[Dataset entries]
____
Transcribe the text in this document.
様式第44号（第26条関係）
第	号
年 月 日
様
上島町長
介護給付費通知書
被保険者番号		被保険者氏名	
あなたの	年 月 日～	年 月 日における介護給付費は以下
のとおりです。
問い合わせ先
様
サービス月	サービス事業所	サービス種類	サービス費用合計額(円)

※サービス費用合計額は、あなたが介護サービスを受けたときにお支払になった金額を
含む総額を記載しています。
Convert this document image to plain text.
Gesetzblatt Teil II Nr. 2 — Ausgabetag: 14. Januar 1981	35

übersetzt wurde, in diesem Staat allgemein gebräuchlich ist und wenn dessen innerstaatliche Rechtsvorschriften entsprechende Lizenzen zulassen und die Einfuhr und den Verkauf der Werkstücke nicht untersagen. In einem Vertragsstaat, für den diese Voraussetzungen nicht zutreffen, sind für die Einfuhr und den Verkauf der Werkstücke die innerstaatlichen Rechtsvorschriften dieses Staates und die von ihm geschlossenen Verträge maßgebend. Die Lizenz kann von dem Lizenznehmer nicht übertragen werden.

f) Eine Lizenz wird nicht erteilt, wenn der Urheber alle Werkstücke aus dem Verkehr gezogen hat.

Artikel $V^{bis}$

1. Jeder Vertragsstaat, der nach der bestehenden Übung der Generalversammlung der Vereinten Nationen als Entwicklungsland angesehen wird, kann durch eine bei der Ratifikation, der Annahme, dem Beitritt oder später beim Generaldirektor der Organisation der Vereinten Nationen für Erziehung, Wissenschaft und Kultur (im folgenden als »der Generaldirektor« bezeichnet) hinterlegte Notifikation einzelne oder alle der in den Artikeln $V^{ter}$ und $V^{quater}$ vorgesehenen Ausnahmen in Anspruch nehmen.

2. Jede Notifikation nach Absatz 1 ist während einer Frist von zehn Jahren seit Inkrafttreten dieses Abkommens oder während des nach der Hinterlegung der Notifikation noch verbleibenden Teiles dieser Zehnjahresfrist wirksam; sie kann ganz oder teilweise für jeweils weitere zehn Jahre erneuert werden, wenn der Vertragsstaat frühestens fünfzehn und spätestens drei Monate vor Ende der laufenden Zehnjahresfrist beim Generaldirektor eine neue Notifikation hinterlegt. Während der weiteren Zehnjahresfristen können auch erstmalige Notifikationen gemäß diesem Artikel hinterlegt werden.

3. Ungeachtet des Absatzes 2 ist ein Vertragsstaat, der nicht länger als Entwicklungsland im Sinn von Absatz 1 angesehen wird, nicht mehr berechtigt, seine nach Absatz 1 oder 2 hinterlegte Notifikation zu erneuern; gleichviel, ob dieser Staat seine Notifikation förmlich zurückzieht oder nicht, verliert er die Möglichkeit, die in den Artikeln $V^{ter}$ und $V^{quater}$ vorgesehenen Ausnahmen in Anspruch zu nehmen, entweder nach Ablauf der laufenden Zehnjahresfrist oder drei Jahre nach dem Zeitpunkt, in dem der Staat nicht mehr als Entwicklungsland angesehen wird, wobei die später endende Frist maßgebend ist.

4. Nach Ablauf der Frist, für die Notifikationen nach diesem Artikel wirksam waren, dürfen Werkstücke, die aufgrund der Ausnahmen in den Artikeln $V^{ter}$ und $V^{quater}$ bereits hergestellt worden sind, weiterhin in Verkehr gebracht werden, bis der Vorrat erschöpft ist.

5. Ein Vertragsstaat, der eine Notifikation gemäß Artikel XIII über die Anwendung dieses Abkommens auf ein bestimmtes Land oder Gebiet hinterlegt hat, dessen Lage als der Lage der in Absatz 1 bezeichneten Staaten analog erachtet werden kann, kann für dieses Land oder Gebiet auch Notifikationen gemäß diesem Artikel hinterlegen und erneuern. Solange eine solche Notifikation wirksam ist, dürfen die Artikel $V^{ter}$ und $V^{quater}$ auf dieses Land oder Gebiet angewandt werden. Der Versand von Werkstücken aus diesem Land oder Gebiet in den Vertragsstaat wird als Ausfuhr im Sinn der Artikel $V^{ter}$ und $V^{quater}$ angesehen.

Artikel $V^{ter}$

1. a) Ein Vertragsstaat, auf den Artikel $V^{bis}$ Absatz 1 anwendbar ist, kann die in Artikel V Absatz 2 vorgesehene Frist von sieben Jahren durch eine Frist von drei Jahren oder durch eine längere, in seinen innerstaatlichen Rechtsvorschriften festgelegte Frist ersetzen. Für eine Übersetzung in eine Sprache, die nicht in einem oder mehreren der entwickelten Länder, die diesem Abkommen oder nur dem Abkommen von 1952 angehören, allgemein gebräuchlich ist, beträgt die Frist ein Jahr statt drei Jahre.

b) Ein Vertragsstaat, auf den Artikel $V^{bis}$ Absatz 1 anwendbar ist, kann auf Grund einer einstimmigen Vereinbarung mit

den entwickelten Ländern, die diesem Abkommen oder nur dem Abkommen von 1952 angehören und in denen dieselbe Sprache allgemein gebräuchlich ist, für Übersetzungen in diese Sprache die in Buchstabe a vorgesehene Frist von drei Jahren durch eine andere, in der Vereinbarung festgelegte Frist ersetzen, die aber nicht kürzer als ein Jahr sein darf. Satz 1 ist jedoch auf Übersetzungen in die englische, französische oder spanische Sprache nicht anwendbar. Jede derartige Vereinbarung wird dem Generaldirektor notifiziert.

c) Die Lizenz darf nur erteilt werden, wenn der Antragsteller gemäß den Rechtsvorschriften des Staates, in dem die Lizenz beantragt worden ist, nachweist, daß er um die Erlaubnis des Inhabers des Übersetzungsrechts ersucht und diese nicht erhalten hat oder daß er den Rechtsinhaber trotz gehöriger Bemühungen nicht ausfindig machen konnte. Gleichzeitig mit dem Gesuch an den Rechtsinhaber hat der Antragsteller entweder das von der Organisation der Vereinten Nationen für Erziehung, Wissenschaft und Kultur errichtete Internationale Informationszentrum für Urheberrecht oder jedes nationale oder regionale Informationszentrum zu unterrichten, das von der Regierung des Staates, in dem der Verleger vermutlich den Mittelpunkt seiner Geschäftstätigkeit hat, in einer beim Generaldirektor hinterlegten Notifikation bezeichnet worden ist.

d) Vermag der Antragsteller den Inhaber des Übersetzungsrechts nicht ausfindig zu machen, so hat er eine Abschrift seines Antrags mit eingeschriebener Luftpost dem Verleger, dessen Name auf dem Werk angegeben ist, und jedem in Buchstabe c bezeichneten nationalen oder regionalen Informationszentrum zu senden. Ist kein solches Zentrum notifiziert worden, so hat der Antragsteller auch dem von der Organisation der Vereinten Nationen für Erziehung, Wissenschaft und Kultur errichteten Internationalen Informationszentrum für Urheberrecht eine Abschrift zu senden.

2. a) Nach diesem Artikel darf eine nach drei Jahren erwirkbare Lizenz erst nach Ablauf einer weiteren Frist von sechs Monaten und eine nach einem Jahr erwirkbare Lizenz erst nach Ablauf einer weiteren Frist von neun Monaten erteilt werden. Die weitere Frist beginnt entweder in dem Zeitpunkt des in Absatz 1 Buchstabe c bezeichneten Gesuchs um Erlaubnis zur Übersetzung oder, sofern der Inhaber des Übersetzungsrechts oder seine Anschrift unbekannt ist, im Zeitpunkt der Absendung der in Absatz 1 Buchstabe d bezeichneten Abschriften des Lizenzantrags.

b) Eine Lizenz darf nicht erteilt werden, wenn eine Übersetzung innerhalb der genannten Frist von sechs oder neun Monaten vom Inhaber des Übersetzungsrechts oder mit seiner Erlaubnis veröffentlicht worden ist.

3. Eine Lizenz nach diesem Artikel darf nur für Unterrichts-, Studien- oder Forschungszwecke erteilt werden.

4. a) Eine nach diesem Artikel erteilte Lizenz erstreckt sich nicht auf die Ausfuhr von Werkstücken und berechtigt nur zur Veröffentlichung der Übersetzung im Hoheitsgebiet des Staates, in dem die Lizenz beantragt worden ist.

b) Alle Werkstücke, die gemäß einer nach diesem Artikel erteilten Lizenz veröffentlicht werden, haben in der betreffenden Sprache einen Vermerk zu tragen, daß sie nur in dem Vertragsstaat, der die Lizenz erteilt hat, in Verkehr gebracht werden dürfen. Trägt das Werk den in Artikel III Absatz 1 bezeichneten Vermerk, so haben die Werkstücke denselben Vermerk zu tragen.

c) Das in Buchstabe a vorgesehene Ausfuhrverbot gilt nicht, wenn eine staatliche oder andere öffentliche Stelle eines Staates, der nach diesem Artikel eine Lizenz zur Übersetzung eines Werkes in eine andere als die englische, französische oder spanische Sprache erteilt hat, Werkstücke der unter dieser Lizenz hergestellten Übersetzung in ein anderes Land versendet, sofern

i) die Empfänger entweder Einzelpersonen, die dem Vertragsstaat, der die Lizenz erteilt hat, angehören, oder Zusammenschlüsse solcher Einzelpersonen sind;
____
* Exercise description *
Copy all lines from the material that contain "maßgebend".

* Task result *
übersetzt wurde, in diesem Staat allgemein gebräuchlich ist und wenn dessen innerstaatliche Rechtsvorschriften entsprechende Lizenzen zulassen und die Einfuhr und den Verkauf der Werkstücke nicht untersagen. In einem Vertragsstaat, für den diese Voraussetzungen nicht zutreffen, sind für die Einfuhr und den Verkauf der Werkstücke die innerstaatlichen Rechtsvorschriften dieses Staates und die von ihm geschlossenen Verträge maßgebend. Die Lizenz kann von dem Lizenznehmer nicht übertragen werden.
3. Ungeachtet des Absatzes 2 ist ein Vertragsstaat, der nicht länger als Entwicklungsland im Sinn von Absatz 1 angesehen wird, nicht mehr berechtigt, seine nach Absatz 1 oder 2 hinterlegte Notifikation zu erneuern; gleichviel, ob dieser Staat seine Notifikation förmlich zurückzieht oder nicht, verliert er die Möglichkeit, die in den Artikeln $V^{ter}$ und $V^{quater}$ vorgesehenen Ausnahmen in Anspruch zu nehmen, entweder nach Ablauf der laufenden Zehnjahresfrist oder drei Jahre nach dem Zeitpunkt, in dem der Staat nicht mehr als Entwicklungsland angesehen wird, wobei die später endende Frist maßgebend ist.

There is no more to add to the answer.